- [REQUIRED TASK]:
Across all the lines below, how many contain the string "name"? Please reply with the number only.
begin DATA SHOWN
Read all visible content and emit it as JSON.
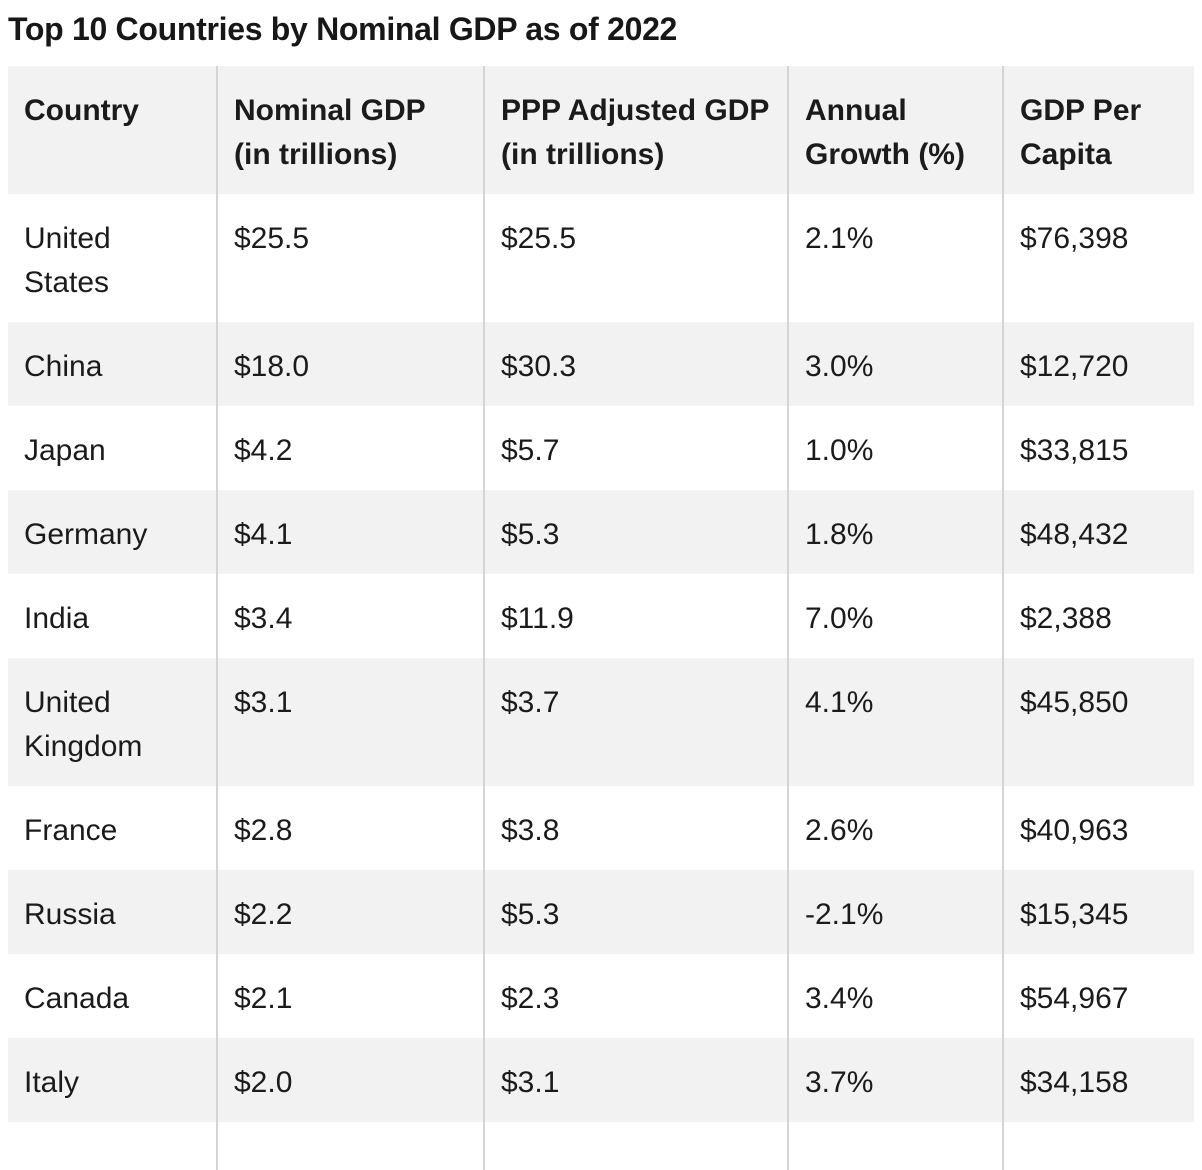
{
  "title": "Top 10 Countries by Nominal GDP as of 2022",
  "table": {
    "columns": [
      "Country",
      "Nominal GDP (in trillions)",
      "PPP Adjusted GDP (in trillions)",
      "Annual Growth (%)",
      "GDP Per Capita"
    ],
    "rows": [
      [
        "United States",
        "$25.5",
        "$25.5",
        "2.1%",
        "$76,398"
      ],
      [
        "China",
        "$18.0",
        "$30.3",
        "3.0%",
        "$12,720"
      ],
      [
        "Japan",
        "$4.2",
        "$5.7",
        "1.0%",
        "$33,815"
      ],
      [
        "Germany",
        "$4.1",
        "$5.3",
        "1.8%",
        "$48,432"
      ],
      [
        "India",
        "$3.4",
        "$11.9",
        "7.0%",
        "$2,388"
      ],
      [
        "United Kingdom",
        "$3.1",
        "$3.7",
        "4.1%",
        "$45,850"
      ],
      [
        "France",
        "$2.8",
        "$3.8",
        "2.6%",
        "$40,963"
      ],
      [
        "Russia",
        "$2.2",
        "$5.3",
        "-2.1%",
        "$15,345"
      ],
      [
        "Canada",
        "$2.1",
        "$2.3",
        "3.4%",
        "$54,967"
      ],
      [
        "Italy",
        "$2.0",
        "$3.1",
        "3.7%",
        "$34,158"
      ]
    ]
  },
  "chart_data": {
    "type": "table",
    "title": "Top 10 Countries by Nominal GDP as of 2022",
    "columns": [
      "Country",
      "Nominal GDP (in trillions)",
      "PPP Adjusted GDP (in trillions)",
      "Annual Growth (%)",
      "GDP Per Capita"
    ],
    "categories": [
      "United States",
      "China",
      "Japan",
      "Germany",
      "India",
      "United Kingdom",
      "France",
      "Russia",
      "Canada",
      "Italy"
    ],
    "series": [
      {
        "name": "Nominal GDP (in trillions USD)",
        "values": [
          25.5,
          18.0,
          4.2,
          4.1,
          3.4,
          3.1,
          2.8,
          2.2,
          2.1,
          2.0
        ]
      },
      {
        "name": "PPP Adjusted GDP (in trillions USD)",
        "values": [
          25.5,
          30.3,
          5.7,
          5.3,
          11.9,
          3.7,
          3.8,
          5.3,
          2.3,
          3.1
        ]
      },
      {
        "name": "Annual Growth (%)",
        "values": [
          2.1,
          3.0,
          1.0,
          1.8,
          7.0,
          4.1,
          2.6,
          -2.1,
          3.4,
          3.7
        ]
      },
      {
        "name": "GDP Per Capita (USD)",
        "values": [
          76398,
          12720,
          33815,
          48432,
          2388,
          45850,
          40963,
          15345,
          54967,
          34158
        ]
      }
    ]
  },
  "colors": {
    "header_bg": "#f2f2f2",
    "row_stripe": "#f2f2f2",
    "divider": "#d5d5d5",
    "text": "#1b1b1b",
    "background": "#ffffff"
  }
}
end DATA SHOWN
begin DATA SHOWN
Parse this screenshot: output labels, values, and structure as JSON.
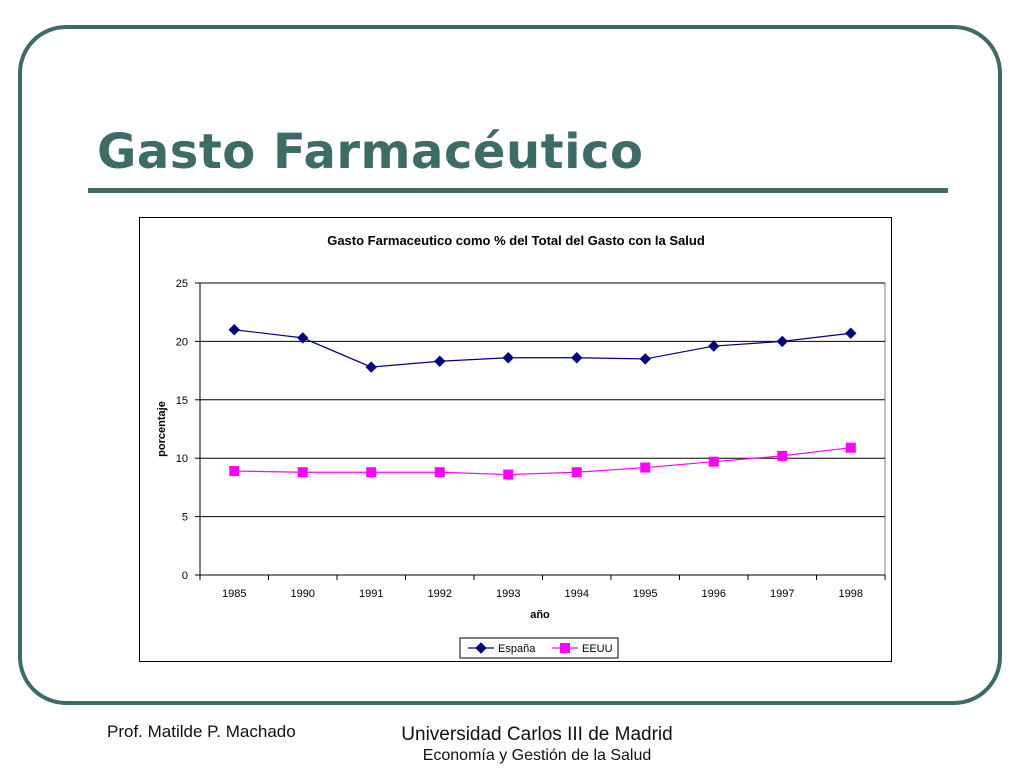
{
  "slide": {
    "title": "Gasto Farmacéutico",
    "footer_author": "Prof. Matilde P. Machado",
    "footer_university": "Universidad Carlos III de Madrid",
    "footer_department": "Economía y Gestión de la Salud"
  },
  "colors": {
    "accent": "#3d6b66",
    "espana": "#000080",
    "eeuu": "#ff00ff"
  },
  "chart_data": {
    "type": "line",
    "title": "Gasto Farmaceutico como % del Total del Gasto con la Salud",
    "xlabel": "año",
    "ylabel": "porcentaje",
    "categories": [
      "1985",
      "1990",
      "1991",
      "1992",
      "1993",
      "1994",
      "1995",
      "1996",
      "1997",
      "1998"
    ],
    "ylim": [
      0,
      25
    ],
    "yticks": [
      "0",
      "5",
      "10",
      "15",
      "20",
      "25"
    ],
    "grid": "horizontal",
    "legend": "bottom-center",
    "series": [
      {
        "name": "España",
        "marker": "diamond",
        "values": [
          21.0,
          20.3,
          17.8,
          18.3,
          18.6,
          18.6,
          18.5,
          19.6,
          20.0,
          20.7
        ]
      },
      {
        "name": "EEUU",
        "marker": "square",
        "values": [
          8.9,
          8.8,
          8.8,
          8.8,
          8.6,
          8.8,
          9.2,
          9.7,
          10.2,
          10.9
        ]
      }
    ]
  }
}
end DATA SHOWN
- [FULL SOLUTION]:
6